Stored items
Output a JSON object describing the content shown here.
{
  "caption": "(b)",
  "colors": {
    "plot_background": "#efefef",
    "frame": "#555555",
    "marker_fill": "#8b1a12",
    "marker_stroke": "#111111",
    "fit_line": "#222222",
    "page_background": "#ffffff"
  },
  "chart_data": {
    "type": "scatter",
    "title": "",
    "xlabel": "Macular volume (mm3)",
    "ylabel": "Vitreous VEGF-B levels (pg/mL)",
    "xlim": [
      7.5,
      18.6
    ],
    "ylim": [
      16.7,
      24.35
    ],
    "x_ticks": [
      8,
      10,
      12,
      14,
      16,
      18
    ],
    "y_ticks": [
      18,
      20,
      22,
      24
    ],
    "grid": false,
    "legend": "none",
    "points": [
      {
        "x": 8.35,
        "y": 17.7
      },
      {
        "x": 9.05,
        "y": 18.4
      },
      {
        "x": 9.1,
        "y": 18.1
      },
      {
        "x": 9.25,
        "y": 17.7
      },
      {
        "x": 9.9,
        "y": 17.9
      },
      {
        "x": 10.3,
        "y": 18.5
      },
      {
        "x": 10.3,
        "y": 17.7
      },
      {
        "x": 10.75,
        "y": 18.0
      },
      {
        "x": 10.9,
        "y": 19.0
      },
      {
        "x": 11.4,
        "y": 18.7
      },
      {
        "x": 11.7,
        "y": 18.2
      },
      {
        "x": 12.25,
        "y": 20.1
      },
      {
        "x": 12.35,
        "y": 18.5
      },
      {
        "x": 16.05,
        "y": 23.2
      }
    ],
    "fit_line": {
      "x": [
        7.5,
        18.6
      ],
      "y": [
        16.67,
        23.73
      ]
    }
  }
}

==

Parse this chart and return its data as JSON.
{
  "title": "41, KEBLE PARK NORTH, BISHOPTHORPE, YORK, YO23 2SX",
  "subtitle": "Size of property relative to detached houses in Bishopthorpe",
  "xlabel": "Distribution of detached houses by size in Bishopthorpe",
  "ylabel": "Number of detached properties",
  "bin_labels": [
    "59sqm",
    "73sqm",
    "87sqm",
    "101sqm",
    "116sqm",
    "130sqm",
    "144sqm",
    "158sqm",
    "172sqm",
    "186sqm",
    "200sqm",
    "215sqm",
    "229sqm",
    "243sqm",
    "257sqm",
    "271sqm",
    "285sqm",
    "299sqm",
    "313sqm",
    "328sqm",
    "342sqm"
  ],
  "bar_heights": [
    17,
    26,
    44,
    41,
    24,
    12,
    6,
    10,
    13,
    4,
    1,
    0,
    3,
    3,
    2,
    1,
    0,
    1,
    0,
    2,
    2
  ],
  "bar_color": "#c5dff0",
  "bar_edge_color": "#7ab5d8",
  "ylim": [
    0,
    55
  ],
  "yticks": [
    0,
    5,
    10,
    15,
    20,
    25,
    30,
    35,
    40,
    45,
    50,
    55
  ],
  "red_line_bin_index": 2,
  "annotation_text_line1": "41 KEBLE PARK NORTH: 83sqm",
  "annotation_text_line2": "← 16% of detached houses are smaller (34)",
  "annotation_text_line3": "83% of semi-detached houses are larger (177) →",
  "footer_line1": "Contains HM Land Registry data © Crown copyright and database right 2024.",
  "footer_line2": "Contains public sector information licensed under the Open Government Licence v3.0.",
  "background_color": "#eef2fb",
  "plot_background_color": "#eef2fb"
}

▶ EXERCISE DIRECTIONS:
Which lines include the word "ylabel"? List them all.

▶ EXPECTED ANSWER:
    "ylabel": "Vitreous VEGF-B levels (pg/mL)",
  "ylabel": "Number of detached properties",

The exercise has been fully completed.